:: EXERCISE INSTRUCTIONS ::
Each record below is to be output unchanged, and any picture is to be dropped.

:: Records contained in a dataset ::
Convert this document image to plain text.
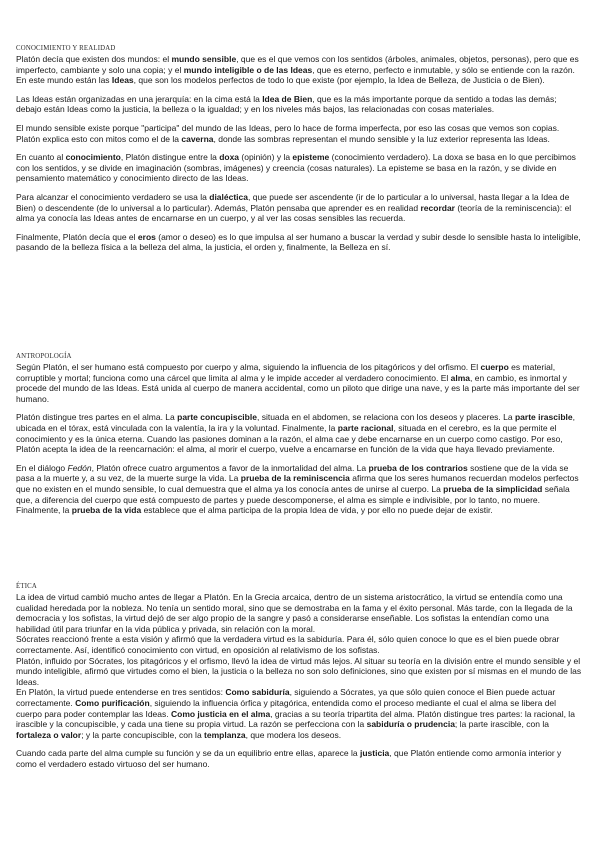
CONOCIMIENTO Y REALIDAD

Platón decía que existen dos mundos: el mundo sensible, que es el que vemos con los sentidos (árboles, animales, objetos, personas), pero que es imperfecto, cambiante y solo una copia; y el mundo inteligible o de las Ideas, que es eterno, perfecto e inmutable, y sólo se entiende con la razón. En este mundo están las Ideas, que son los modelos perfectos de todo lo que existe (por ejemplo, la Idea de Belleza, de Justicia o de Bien).

Las Ideas están organizadas en una jerarquía: en la cima está la Idea de Bien, que es la más importante porque da sentido a todas las demás; debajo están Ideas como la justicia, la belleza o la igualdad; y en los niveles más bajos, las relacionadas con cosas materiales.

El mundo sensible existe porque "participa" del mundo de las Ideas, pero lo hace de forma imperfecta, por eso las cosas que vemos son copias. Platón explica esto con mitos como el de la caverna, donde las sombras representan el mundo sensible y la luz exterior representa las Ideas.

En cuanto al conocimiento, Platón distingue entre la doxa (opinión) y la episteme (conocimiento verdadero). La doxa se basa en lo que percibimos con los sentidos, y se divide en imaginación (sombras, imágenes) y creencia (cosas naturales). La episteme se basa en la razón, y se divide en pensamiento matemático y conocimiento directo de las Ideas.

Para alcanzar el conocimiento verdadero se usa la dialéctica, que puede ser ascendente (ir de lo particular a lo universal, hasta llegar a la Idea de Bien) o descendente (de lo universal a lo particular). Además, Platón pensaba que aprender es en realidad recordar (teoría de la reminiscencia): el alma ya conocía las Ideas antes de encarnarse en un cuerpo, y al ver las cosas sensibles las recuerda.

Finalmente, Platón decía que el eros (amor o deseo) es lo que impulsa al ser humano a buscar la verdad y subir desde lo sensible hasta lo inteligible, pasando de la belleza física a la belleza del alma, la justicia, el orden y, finalmente, la Belleza en sí.

ANTROPOLOGÍA

Según Platón, el ser humano está compuesto por cuerpo y alma, siguiendo la influencia de los pitagóricos y del orfismo. El cuerpo es material, corruptible y mortal; funciona como una cárcel que limita al alma y le impide acceder al verdadero conocimiento. El alma, en cambio, es inmortal y procede del mundo de las Ideas. Está unida al cuerpo de manera accidental, como un piloto que dirige una nave, y es la parte más importante del ser humano.

Platón distingue tres partes en el alma. La parte concupiscible, situada en el abdomen, se relaciona con los deseos y placeres. La parte irascible, ubicada en el tórax, está vinculada con la valentía, la ira y la voluntad. Finalmente, la parte racional, situada en el cerebro, es la que permite el conocimiento y es la única eterna. Cuando las pasiones dominan a la razón, el alma cae y debe encarnarse en un cuerpo como castigo. Por eso, Platón acepta la idea de la reencarnación: el alma, al morir el cuerpo, vuelve a encarnarse en función de la vida que haya llevado previamente.

En el diálogo Fedón, Platón ofrece cuatro argumentos a favor de la inmortalidad del alma. La prueba de los contrarios sostiene que de la vida se pasa a la muerte y, a su vez, de la muerte surge la vida. La prueba de la reminiscencia afirma que los seres humanos recuerdan modelos perfectos que no existen en el mundo sensible, lo cual demuestra que el alma ya los conocía antes de unirse al cuerpo. La prueba de la simplicidad señala que, a diferencia del cuerpo que está compuesto de partes y puede descomponerse, el alma es simple e indivisible, por lo tanto, no muere. Finalmente, la prueba de la vida establece que el alma participa de la propia Idea de vida, y por ello no puede dejar de existir.

ÉTICA

La idea de virtud cambió mucho antes de llegar a Platón. En la Grecia arcaica, dentro de un sistema aristocrático, la virtud se entendía como una cualidad heredada por la nobleza. No tenía un sentido moral, sino que se demostraba en la fama y el éxito personal. Más tarde, con la llegada de la democracia y los sofistas, la virtud dejó de ser algo propio de la sangre y pasó a considerarse enseñable. Los sofistas la entendían como una habilidad útil para triunfar en la vida pública y privada, sin relación con la moral.

Sócrates reaccionó frente a esta visión y afirmó que la verdadera virtud es la sabiduría. Para él, sólo quien conoce lo que es el bien puede obrar correctamente. Así, identificó conocimiento con virtud, en oposición al relativismo de los sofistas.

Platón, influido por Sócrates, los pitagóricos y el orfismo, llevó la idea de virtud más lejos. Al situar su teoría en la división entre el mundo sensible y el mundo inteligible, afirmó que virtudes como el bien, la justicia o la belleza no son solo definiciones, sino que existen por sí mismas en el mundo de las Ideas.

En Platón, la virtud puede entenderse en tres sentidos: Como sabiduría, siguiendo a Sócrates, ya que sólo quien conoce el Bien puede actuar correctamente. Como purificación, siguiendo la influencia órfica y pitagórica, entendida como el proceso mediante el cual el alma se libera del cuerpo para poder contemplar las Ideas. Como justicia en el alma, gracias a su teoría tripartita del alma. Platón distingue tres partes: la racional, la irascible y la concupiscible, y cada una tiene su propia virtud. La razón se perfecciona con la sabiduría o prudencia; la parte irascible, con la fortaleza o valor; y la parte concupiscible, con la templanza, que modera los deseos.

Cuando cada parte del alma cumple su función y se da un equilibrio entre ellas, aparece la justicia, que Platón entiende como armonía interior y como el verdadero estado virtuoso del ser humano.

:: SOLUTION TO THIS TASK ::
Convert this document image to plain text.
CONOCIMIENTO Y REALIDAD

Platón decía que existen dos mundos: el mundo sensible, que es el que vemos con los sentidos (árboles, animales, objetos, personas), pero que es imperfecto, cambiante y solo una copia; y el mundo inteligible o de las Ideas, que es eterno, perfecto e inmutable, y sólo se entiende con la razón. En este mundo están las Ideas, que son los modelos perfectos de todo lo que existe (por ejemplo, la Idea de Belleza, de Justicia o de Bien).

Las Ideas están organizadas en una jerarquía: en la cima está la Idea de Bien, que es la más importante porque da sentido a todas las demás; debajo están Ideas como la justicia, la belleza o la igualdad; y en los niveles más bajos, las relacionadas con cosas materiales.

El mundo sensible existe porque "participa" del mundo de las Ideas, pero lo hace de forma imperfecta, por eso las cosas que vemos son copias. Platón explica esto con mitos como el de la caverna, donde las sombras representan el mundo sensible y la luz exterior representa las Ideas.

En cuanto al conocimiento, Platón distingue entre la doxa (opinión) y la episteme (conocimiento verdadero). La doxa se basa en lo que percibimos con los sentidos, y se divide en imaginación (sombras, imágenes) y creencia (cosas naturales). La episteme se basa en la razón, y se divide en pensamiento matemático y conocimiento directo de las Ideas.

Para alcanzar el conocimiento verdadero se usa la dialéctica, que puede ser ascendente (ir de lo particular a lo universal, hasta llegar a la Idea de Bien) o descendente (de lo universal a lo particular). Además, Platón pensaba que aprender es en realidad recordar (teoría de la reminiscencia): el alma ya conocía las Ideas antes de encarnarse en un cuerpo, y al ver las cosas sensibles las recuerda.

Finalmente, Platón decía que el eros (amor o deseo) es lo que impulsa al ser humano a buscar la verdad y subir desde lo sensible hasta lo inteligible, pasando de la belleza física a la belleza del alma, la justicia, el orden y, finalmente, la Belleza en sí.

ANTROPOLOGÍA

Según Platón, el ser humano está compuesto por cuerpo y alma, siguiendo la influencia de los pitagóricos y del orfismo. El cuerpo es material, corruptible y mortal; funciona como una cárcel que limita al alma y le impide acceder al verdadero conocimiento. El alma, en cambio, es inmortal y procede del mundo de las Ideas. Está unida al cuerpo de manera accidental, como un piloto que dirige una nave, y es la parte más importante del ser humano.

Platón distingue tres partes en el alma. La parte concupiscible, situada en el abdomen, se relaciona con los deseos y placeres. La parte irascible, ubicada en el tórax, está vinculada con la valentía, la ira y la voluntad. Finalmente, la parte racional, situada en el cerebro, es la que permite el conocimiento y es la única eterna. Cuando las pasiones dominan a la razón, el alma cae y debe encarnarse en un cuerpo como castigo. Por eso, Platón acepta la idea de la reencarnación: el alma, al morir el cuerpo, vuelve a encarnarse en función de la vida que haya llevado previamente.

En el diálogo Fedón, Platón ofrece cuatro argumentos a favor de la inmortalidad del alma. La prueba de los contrarios sostiene que de la vida se pasa a la muerte y, a su vez, de la muerte surge la vida. La prueba de la reminiscencia afirma que los seres humanos recuerdan modelos perfectos que no existen en el mundo sensible, lo cual demuestra que el alma ya los conocía antes de unirse al cuerpo. La prueba de la simplicidad señala que, a diferencia del cuerpo que está compuesto de partes y puede descomponerse, el alma es simple e indivisible, por lo tanto, no muere. Finalmente, la prueba de la vida establece que el alma participa de la propia Idea de vida, y por ello no puede dejar de existir.

ÉTICA

La idea de virtud cambió mucho antes de llegar a Platón. En la Grecia arcaica, dentro de un sistema aristocrático, la virtud se entendía como una cualidad heredada por la nobleza. No tenía un sentido moral, sino que se demostraba en la fama y el éxito personal. Más tarde, con la llegada de la democracia y los sofistas, la virtud dejó de ser algo propio de la sangre y pasó a considerarse enseñable. Los sofistas la entendían como una habilidad útil para triunfar en la vida pública y privada, sin relación con la moral.

Sócrates reaccionó frente a esta visión y afirmó que la verdadera virtud es la sabiduría. Para él, sólo quien conoce lo que es el bien puede obrar correctamente. Así, identificó conocimiento con virtud, en oposición al relativismo de los sofistas.

Platón, influido por Sócrates, los pitagóricos y el orfismo, llevó la idea de virtud más lejos. Al situar su teoría en la división entre el mundo sensible y el mundo inteligible, afirmó que virtudes como el bien, la justicia o la belleza no son solo definiciones, sino que existen por sí mismas en el mundo de las Ideas.

En Platón, la virtud puede entenderse en tres sentidos: Como sabiduría, siguiendo a Sócrates, ya que sólo quien conoce el Bien puede actuar correctamente. Como purificación, siguiendo la influencia órfica y pitagórica, entendida como el proceso mediante el cual el alma se libera del cuerpo para poder contemplar las Ideas. Como justicia en el alma, gracias a su teoría tripartita del alma. Platón distingue tres partes: la racional, la irascible y la concupiscible, y cada una tiene su propia virtud. La razón se perfecciona con la sabiduría o prudencia; la parte irascible, con la fortaleza o valor; y la parte concupiscible, con la templanza, que modera los deseos.

Cuando cada parte del alma cumple su función y se da un equilibrio entre ellas, aparece la justicia, que Platón entiende como armonía interior y como el verdadero estado virtuoso del ser humano.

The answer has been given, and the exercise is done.